◆ **DATA SUPPLIED**
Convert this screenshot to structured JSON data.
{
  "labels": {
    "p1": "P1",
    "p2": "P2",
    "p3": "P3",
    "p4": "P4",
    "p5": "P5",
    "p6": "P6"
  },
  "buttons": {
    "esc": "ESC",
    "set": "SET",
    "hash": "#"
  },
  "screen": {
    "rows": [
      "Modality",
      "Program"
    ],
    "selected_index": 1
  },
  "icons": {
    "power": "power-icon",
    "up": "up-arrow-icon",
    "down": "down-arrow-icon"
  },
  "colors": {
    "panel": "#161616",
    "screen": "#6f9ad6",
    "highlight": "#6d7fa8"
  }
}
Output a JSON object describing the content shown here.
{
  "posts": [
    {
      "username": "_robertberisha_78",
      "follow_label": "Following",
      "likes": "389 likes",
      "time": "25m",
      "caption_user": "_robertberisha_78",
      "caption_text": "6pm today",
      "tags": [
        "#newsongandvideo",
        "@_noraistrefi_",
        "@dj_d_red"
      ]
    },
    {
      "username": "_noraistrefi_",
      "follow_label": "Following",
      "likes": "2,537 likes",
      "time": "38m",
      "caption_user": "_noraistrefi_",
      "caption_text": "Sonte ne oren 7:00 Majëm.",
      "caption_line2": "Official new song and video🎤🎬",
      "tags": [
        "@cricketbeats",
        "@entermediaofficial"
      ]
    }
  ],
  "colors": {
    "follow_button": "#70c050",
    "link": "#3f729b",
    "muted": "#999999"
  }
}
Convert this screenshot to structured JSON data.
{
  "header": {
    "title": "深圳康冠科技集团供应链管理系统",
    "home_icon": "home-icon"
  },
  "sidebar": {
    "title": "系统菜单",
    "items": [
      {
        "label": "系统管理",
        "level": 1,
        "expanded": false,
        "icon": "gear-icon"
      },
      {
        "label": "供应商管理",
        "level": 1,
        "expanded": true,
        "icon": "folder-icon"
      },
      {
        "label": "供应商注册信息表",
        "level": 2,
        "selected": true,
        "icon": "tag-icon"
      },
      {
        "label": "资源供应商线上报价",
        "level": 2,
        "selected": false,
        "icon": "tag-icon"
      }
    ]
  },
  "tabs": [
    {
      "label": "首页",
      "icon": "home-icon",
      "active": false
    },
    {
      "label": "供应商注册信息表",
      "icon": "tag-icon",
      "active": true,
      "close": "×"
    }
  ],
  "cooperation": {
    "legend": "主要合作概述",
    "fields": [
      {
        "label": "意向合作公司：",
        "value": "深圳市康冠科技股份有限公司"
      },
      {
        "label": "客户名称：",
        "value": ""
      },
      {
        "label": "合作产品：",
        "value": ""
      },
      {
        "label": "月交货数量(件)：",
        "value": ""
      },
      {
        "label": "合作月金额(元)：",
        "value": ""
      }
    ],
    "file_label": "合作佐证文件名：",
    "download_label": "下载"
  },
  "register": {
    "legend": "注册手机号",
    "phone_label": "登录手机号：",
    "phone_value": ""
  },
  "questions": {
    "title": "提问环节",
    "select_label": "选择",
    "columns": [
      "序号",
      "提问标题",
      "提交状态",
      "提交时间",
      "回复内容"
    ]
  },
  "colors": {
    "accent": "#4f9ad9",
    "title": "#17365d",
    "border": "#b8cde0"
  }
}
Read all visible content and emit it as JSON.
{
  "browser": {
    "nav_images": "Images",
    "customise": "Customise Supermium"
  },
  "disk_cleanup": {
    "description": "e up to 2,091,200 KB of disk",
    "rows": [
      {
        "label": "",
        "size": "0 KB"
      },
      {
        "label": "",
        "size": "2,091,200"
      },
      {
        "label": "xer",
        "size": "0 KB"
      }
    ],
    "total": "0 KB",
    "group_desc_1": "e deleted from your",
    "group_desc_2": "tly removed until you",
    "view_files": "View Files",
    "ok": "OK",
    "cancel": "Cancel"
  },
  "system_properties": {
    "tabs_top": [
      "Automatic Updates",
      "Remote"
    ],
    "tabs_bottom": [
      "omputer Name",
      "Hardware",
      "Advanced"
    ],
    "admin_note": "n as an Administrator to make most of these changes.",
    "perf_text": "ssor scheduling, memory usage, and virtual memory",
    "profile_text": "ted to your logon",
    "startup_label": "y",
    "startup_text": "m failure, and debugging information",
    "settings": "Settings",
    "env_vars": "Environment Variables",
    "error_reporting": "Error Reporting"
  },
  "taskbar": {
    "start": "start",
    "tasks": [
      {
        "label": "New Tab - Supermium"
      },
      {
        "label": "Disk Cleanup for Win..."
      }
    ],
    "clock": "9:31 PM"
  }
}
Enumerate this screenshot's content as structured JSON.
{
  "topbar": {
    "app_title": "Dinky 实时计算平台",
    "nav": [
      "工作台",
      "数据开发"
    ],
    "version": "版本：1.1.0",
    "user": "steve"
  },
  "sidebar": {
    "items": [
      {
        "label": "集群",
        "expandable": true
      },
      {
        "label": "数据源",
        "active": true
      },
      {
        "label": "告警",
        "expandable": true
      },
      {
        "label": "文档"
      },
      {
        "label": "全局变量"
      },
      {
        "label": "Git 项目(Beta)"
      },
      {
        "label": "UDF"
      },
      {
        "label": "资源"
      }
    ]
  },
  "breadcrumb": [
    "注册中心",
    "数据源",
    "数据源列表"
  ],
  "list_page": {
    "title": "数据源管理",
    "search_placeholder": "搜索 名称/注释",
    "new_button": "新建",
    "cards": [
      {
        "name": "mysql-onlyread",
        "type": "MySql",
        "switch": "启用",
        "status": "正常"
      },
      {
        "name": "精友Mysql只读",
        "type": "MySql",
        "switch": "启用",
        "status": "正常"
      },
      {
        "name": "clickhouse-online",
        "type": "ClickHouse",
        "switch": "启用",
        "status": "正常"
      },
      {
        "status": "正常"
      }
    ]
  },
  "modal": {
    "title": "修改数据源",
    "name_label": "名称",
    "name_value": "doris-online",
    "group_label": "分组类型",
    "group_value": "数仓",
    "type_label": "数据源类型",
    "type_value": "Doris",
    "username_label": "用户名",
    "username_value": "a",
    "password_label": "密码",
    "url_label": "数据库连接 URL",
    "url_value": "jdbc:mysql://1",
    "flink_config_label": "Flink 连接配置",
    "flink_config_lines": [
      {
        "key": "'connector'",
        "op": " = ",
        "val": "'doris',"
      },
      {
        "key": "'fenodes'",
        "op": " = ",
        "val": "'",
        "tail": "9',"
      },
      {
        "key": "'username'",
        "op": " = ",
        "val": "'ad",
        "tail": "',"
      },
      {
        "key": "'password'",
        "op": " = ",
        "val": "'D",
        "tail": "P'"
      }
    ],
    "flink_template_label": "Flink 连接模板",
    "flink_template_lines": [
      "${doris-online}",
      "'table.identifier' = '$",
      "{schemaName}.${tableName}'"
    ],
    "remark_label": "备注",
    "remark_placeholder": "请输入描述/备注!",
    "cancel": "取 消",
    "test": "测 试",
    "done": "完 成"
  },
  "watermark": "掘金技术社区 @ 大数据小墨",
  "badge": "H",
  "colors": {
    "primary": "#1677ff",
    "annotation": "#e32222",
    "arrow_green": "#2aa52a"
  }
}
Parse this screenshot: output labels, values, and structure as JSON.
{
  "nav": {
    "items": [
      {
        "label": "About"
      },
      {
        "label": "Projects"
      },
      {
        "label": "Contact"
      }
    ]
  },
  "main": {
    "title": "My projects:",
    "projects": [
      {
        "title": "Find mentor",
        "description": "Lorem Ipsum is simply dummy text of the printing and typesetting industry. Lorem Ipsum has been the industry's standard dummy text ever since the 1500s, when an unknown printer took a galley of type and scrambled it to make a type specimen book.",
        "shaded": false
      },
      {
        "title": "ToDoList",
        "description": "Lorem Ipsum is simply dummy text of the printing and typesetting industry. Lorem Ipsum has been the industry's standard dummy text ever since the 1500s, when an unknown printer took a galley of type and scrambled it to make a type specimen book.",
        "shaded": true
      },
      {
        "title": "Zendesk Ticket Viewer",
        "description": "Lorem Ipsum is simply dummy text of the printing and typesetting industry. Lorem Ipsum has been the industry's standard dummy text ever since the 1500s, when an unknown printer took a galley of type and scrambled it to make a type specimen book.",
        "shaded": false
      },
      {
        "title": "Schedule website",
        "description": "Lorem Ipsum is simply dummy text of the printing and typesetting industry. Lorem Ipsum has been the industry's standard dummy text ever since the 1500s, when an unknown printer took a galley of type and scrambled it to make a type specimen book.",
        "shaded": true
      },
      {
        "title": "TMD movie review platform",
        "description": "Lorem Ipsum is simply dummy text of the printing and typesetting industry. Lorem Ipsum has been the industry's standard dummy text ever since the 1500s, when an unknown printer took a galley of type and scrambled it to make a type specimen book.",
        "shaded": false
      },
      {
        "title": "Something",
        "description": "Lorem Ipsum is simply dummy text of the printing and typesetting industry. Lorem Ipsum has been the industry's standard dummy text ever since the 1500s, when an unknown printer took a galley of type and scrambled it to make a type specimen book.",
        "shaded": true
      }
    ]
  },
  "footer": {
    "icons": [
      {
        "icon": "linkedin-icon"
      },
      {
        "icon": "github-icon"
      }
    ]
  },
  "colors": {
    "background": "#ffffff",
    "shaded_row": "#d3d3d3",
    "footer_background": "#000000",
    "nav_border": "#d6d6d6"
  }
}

◆ **TASK OBJECTIVE**
Some lines of the records may hold the word "this". How many do? Answer with a number and nothing else.

◆ **PROBLEM SOLUTION**
4